Prompt -
Everything in the listing should be restated word for word.
+ + + + +
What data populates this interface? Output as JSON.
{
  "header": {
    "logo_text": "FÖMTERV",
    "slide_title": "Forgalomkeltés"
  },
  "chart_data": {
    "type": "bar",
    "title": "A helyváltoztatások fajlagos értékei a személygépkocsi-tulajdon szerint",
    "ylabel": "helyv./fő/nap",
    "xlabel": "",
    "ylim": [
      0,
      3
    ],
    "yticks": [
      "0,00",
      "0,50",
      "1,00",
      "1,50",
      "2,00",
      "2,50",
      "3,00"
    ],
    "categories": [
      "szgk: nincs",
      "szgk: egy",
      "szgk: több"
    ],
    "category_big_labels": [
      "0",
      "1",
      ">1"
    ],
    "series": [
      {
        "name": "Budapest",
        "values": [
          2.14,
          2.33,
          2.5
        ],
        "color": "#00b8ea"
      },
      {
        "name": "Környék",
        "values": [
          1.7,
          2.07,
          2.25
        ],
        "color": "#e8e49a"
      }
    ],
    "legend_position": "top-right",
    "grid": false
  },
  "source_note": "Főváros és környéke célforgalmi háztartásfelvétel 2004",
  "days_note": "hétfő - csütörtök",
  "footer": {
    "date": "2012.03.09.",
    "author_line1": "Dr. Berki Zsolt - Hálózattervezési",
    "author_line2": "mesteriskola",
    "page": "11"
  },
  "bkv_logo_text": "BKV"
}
+ + + + +
Output below -
What data populates this interface? Output as JSON.
{
  "header": {
    "logo_text": "FÖMTERV",
    "slide_title": "Forgalomkeltés"
  },
  "chart_data": {
    "type": "bar",
    "title": "A helyváltoztatások fajlagos értékei a személygépkocsi-tulajdon szerint",
    "ylabel": "helyv./fő/nap",
    "xlabel": "",
    "ylim": [
      0,
      3
    ],
    "yticks": [
      "0,00",
      "0,50",
      "1,00",
      "1,50",
      "2,00",
      "2,50",
      "3,00"
    ],
    "categories": [
      "szgk: nincs",
      "szgk: egy",
      "szgk: több"
    ],
    "category_big_labels": [
      "0",
      "1",
      ">1"
    ],
    "series": [
      {
        "name": "Budapest",
        "values": [
          2.14,
          2.33,
          2.5
        ],
        "color": "#00b8ea"
      },
      {
        "name": "Környék",
        "values": [
          1.7,
          2.07,
          2.25
        ],
        "color": "#e8e49a"
      }
    ],
    "legend_position": "top-right",
    "grid": false
  },
  "source_note": "Főváros és környéke célforgalmi háztartásfelvétel 2004",
  "days_note": "hétfő - csütörtök",
  "footer": {
    "date": "2012.03.09.",
    "author_line1": "Dr. Berki Zsolt - Hálózattervezési",
    "author_line2": "mesteriskola",
    "page": "11"
  },
  "bkv_logo_text": "BKV"
}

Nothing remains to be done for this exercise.